### What to work on:
Extract each of the rows below word for word, leaving the pictures out of your answer.

### Data for this task:
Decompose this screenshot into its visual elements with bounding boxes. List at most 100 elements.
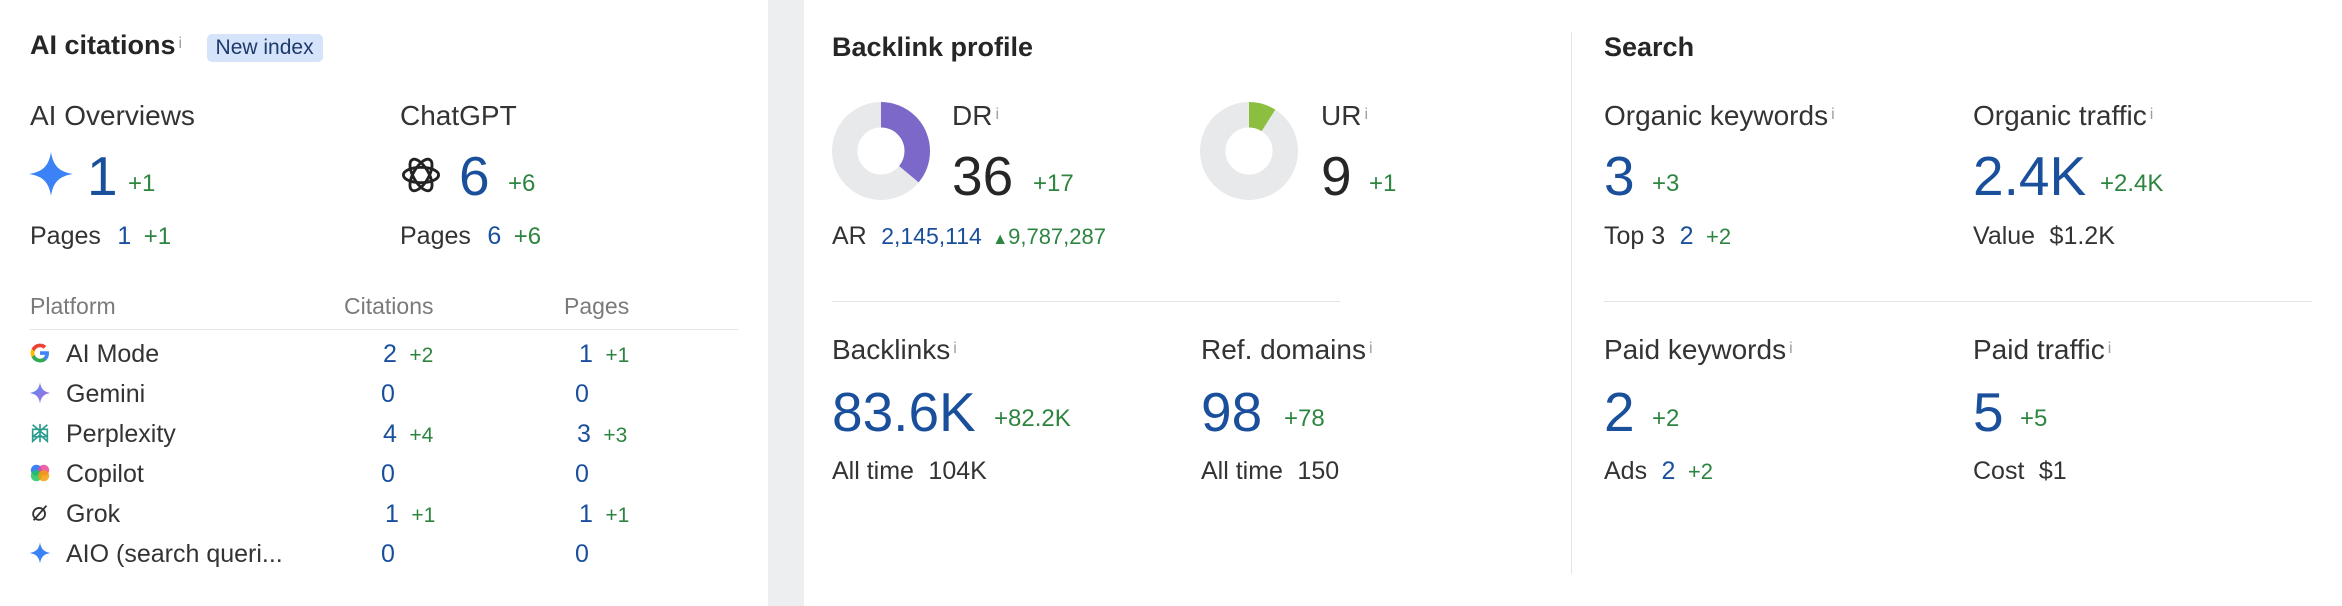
citations-value[interactable]: 2	[383, 340, 397, 368]
backlinks-delta: +82.2K	[994, 405, 1071, 432]
chatgpt-label[interactable]: ChatGPT	[400, 100, 517, 131]
ref-domains-label[interactable]: Ref. domains	[1201, 334, 1366, 365]
ads-delta: +2	[1687, 459, 1713, 484]
pages-value[interactable]: 0	[575, 540, 589, 568]
ai-overviews-label[interactable]: AI Overviews	[30, 100, 195, 131]
paid-keywords-value[interactable]: 2	[1604, 381, 1635, 443]
top3-row: Top 3 2 +2	[1604, 222, 1731, 251]
pages-delta: +1	[143, 223, 172, 250]
ur-label[interactable]: UR	[1321, 100, 1362, 131]
chatgpt-delta: +6	[508, 170, 536, 197]
organic-traffic-label[interactable]: Organic traffic	[1973, 100, 2147, 131]
organic-traffic-value[interactable]: 2.4K	[1973, 145, 2087, 207]
platform-name[interactable]: Gemini	[66, 380, 146, 408]
citations-value[interactable]: 4	[383, 420, 397, 448]
paid-traffic-label[interactable]: Paid traffic	[1973, 334, 2105, 365]
paid-traffic-value[interactable]: 5	[1973, 381, 2004, 443]
pages-delta: +1	[605, 504, 630, 527]
pages-value[interactable]: 0	[575, 380, 589, 408]
citations-value[interactable]: 0	[381, 380, 395, 408]
ref-domains-all-time: All time 150	[1201, 457, 1339, 486]
info-icon[interactable]: i	[953, 339, 957, 357]
platform-name[interactable]: Perplexity	[66, 420, 176, 448]
table-header-divider	[30, 329, 738, 330]
organic-keywords-value[interactable]: 3	[1604, 145, 1635, 207]
ar-value[interactable]: 2,145,114	[881, 223, 982, 249]
triangle-up-icon: ▲	[992, 231, 1009, 248]
organic-traffic-label-row: Organic traffic i	[1973, 100, 2153, 132]
info-icon[interactable]: i	[1789, 339, 1793, 357]
citations-value[interactable]: 0	[381, 460, 395, 488]
search-divider	[1604, 301, 2312, 302]
dr-donut-arc	[832, 102, 930, 200]
paid-keywords-label-row: Paid keywords i	[1604, 334, 1793, 366]
ar-delta: ▲9,787,287	[992, 224, 1106, 249]
pages-value[interactable]: 6	[487, 222, 502, 250]
top3-value[interactable]: 2	[1679, 222, 1694, 250]
platform-name[interactable]: Copilot	[66, 460, 144, 488]
chatgpt-value[interactable]: 6	[459, 145, 490, 207]
backlinks-all-time: All time 104K	[832, 457, 987, 486]
info-icon[interactable]: i	[1368, 339, 1373, 357]
info-icon[interactable]: i	[2149, 105, 2154, 123]
pages-value[interactable]: 1	[579, 340, 593, 368]
info-icon[interactable]: i	[1831, 105, 1835, 123]
pages-value[interactable]: 1	[579, 500, 593, 528]
citations-delta: +2	[409, 344, 434, 367]
platform-name[interactable]: Grok	[66, 500, 121, 528]
platform-name[interactable]: AI Mode	[66, 340, 160, 368]
pages-cell: 3 +3	[577, 420, 627, 449]
info-icon[interactable]: i	[995, 105, 1000, 123]
pages-value[interactable]: 1	[117, 222, 132, 250]
section-divider	[1571, 32, 1572, 574]
ai-overviews-value[interactable]: 1	[87, 145, 118, 207]
top3-delta: +2	[1705, 224, 1732, 249]
ur-donut-arc	[1200, 102, 1298, 200]
platform-header[interactable]: Platform	[30, 293, 116, 319]
aio-sparkle-icon	[28, 541, 52, 565]
backlink-divider	[832, 301, 1340, 302]
dr-label-row: DR i	[952, 100, 999, 132]
info-icon[interactable]: i	[178, 34, 183, 52]
organic-keywords-label[interactable]: Organic keywords	[1604, 100, 1829, 131]
search-title: Search	[1604, 32, 1695, 62]
paid-keywords-label[interactable]: Paid keywords	[1604, 334, 1787, 365]
ai-overviews-sparkle-icon	[28, 151, 74, 197]
info-icon[interactable]: i	[1364, 105, 1369, 123]
pages-header[interactable]: Pages	[564, 293, 630, 319]
backlinks-label-row: Backlinks i	[832, 334, 957, 366]
pages-delta: +1	[605, 344, 630, 367]
citations-value[interactable]: 1	[385, 500, 399, 528]
pages-cell: 1 +1	[579, 340, 629, 369]
dr-delta: +17	[1033, 170, 1074, 197]
ur-donut-chart[interactable]	[1200, 102, 1298, 200]
backlinks-label[interactable]: Backlinks	[832, 334, 951, 365]
pages-value[interactable]: 3	[577, 420, 591, 448]
citations-delta: +1	[411, 504, 436, 527]
top3-label: Top 3	[1604, 222, 1666, 250]
info-icon[interactable]: i	[2107, 339, 2112, 357]
citations-value[interactable]: 0	[381, 540, 395, 568]
ar-row: AR 2,145,114 ▲9,787,287	[832, 222, 1106, 251]
ai-citations-panel: AI citations i New index AI Overviews 1 +…	[0, 0, 768, 606]
citations-delta: +4	[409, 424, 434, 447]
organic-keywords-delta: +3	[1652, 170, 1680, 197]
gemini-sparkle-icon	[28, 381, 52, 405]
ads-value[interactable]: 2	[1661, 457, 1676, 485]
all-time-label: All time	[1201, 457, 1283, 485]
citations-cell: 1 +1	[385, 500, 435, 529]
paid-traffic-delta: +5	[2020, 405, 2048, 432]
all-time-value: 150	[1297, 457, 1340, 485]
dr-donut-chart[interactable]	[832, 102, 930, 200]
pages-value[interactable]: 0	[575, 460, 589, 488]
ref-domains-label-row: Ref. domains i	[1201, 334, 1373, 366]
ref-domains-value[interactable]: 98	[1201, 381, 1263, 443]
backlinks-value[interactable]: 83.6K	[832, 381, 976, 443]
ai-overviews-pages: Pages 1 +1	[30, 222, 171, 251]
platform-name[interactable]: AIO (search queri...	[66, 540, 283, 568]
ai-citations-title: AI citations	[30, 30, 176, 60]
all-time-label: All time	[832, 457, 914, 485]
dr-label[interactable]: DR	[952, 100, 993, 131]
citations-header[interactable]: Citations	[344, 293, 434, 319]
all-time-value: 104K	[928, 457, 987, 485]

### Task output:
Decompose this screenshot into its visual elements with bounding boxes. List at most 100 elements.
citations-value[interactable]: 2	[383, 340, 397, 368]
backlinks-delta: +82.2K	[994, 405, 1071, 432]
chatgpt-label[interactable]: ChatGPT	[400, 100, 517, 131]
ref-domains-label[interactable]: Ref. domains	[1201, 334, 1366, 365]
ads-delta: +2	[1687, 459, 1713, 484]
pages-value[interactable]: 0	[575, 540, 589, 568]
ai-overviews-label[interactable]: AI Overviews	[30, 100, 195, 131]
paid-keywords-value[interactable]: 2	[1604, 381, 1635, 443]
top3-row: Top 3 2 +2	[1604, 222, 1731, 251]
pages-delta: +1	[143, 223, 172, 250]
ur-label[interactable]: UR	[1321, 100, 1362, 131]
chatgpt-delta: +6	[508, 170, 536, 197]
organic-traffic-label[interactable]: Organic traffic	[1973, 100, 2147, 131]
organic-traffic-value[interactable]: 2.4K	[1973, 145, 2087, 207]
platform-name[interactable]: Gemini	[66, 380, 146, 408]
citations-value[interactable]: 4	[383, 420, 397, 448]
paid-traffic-label[interactable]: Paid traffic	[1973, 334, 2105, 365]
paid-traffic-value[interactable]: 5	[1973, 381, 2004, 443]
pages-delta: +1	[605, 504, 630, 527]
pages-value[interactable]: 0	[575, 380, 589, 408]
citations-value[interactable]: 0	[381, 380, 395, 408]
ref-domains-all-time: All time 150	[1201, 457, 1339, 486]
info-icon[interactable]: i	[953, 339, 957, 357]
platform-name[interactable]: Perplexity	[66, 420, 176, 448]
table-header-divider	[30, 329, 738, 330]
organic-keywords-value[interactable]: 3	[1604, 145, 1635, 207]
ar-value[interactable]: 2,145,114	[881, 223, 982, 249]
triangle-up-icon: ▲	[992, 231, 1009, 248]
organic-traffic-label-row: Organic traffic i	[1973, 100, 2153, 132]
info-icon[interactable]: i	[1789, 339, 1793, 357]
citations-value[interactable]: 0	[381, 460, 395, 488]
search-divider	[1604, 301, 2312, 302]
dr-donut-arc	[832, 102, 930, 200]
paid-keywords-label-row: Paid keywords i	[1604, 334, 1793, 366]
ar-delta: ▲9,787,287	[992, 224, 1106, 249]
pages-value[interactable]: 6	[487, 222, 502, 250]
top3-value[interactable]: 2	[1679, 222, 1694, 250]
platform-name[interactable]: Copilot	[66, 460, 144, 488]
chatgpt-value[interactable]: 6	[459, 145, 490, 207]
backlinks-all-time: All time 104K	[832, 457, 987, 486]
info-icon[interactable]: i	[1368, 339, 1373, 357]
info-icon[interactable]: i	[2149, 105, 2154, 123]
pages-value[interactable]: 1	[579, 340, 593, 368]
info-icon[interactable]: i	[1831, 105, 1835, 123]
pages-value[interactable]: 1	[579, 500, 593, 528]
citations-delta: +2	[409, 344, 434, 367]
platform-name[interactable]: Grok	[66, 500, 121, 528]
platform-name[interactable]: AI Mode	[66, 340, 160, 368]
pages-cell: 3 +3	[577, 420, 627, 449]
info-icon[interactable]: i	[995, 105, 1000, 123]
pages-value[interactable]: 1	[117, 222, 132, 250]
section-divider	[1571, 32, 1572, 574]
ai-overviews-value[interactable]: 1	[87, 145, 118, 207]
top3-delta: +2	[1705, 224, 1732, 249]
ur-donut-arc	[1200, 102, 1298, 200]
platform-header[interactable]: Platform	[30, 293, 116, 319]
aio-sparkle-icon	[28, 541, 52, 565]
backlink-divider	[832, 301, 1340, 302]
dr-label-row: DR i	[952, 100, 999, 132]
info-icon[interactable]: i	[178, 34, 183, 52]
organic-keywords-label[interactable]: Organic keywords	[1604, 100, 1829, 131]
search-title: Search	[1604, 32, 1695, 62]
paid-keywords-label[interactable]: Paid keywords	[1604, 334, 1787, 365]
ai-overviews-sparkle-icon	[28, 151, 74, 197]
info-icon[interactable]: i	[1364, 105, 1369, 123]
pages-header[interactable]: Pages	[564, 293, 630, 319]
backlinks-label-row: Backlinks i	[832, 334, 957, 366]
pages-delta: +1	[605, 344, 630, 367]
citations-value[interactable]: 1	[385, 500, 399, 528]
pages-cell: 1 +1	[579, 340, 629, 369]
dr-delta: +17	[1033, 170, 1074, 197]
ur-donut-chart[interactable]	[1200, 102, 1298, 200]
backlinks-label[interactable]: Backlinks	[832, 334, 951, 365]
pages-value[interactable]: 3	[577, 420, 591, 448]
citations-delta: +1	[411, 504, 436, 527]
top3-label: Top 3	[1604, 222, 1666, 250]
info-icon[interactable]: i	[2107, 339, 2112, 357]
citations-value[interactable]: 0	[381, 540, 395, 568]
ar-row: AR 2,145,114 ▲9,787,287	[832, 222, 1106, 251]
ai-citations-panel: AI citations i New index AI Overviews 1 +…	[0, 0, 768, 606]
citations-delta: +4	[409, 424, 434, 447]
organic-keywords-delta: +3	[1652, 170, 1680, 197]
gemini-sparkle-icon	[28, 381, 52, 405]
ads-value[interactable]: 2	[1661, 457, 1676, 485]
all-time-label: All time	[1201, 457, 1283, 485]
citations-cell: 1 +1	[385, 500, 435, 529]
paid-traffic-delta: +5	[2020, 405, 2048, 432]
all-time-value: 150	[1297, 457, 1340, 485]
dr-donut-chart[interactable]	[832, 102, 930, 200]
pages-value[interactable]: 0	[575, 460, 589, 488]
ref-domains-label-row: Ref. domains i	[1201, 334, 1373, 366]
ref-domains-value[interactable]: 98	[1201, 381, 1263, 443]
backlinks-value[interactable]: 83.6K	[832, 381, 976, 443]
ai-overviews-pages: Pages 1 +1	[30, 222, 171, 251]
platform-name[interactable]: AIO (search queri...	[66, 540, 283, 568]
ai-citations-title: AI citations	[30, 30, 176, 60]
all-time-label: All time	[832, 457, 914, 485]
dr-label[interactable]: DR	[952, 100, 993, 131]
citations-header[interactable]: Citations	[344, 293, 434, 319]
all-time-value: 104K	[928, 457, 987, 485]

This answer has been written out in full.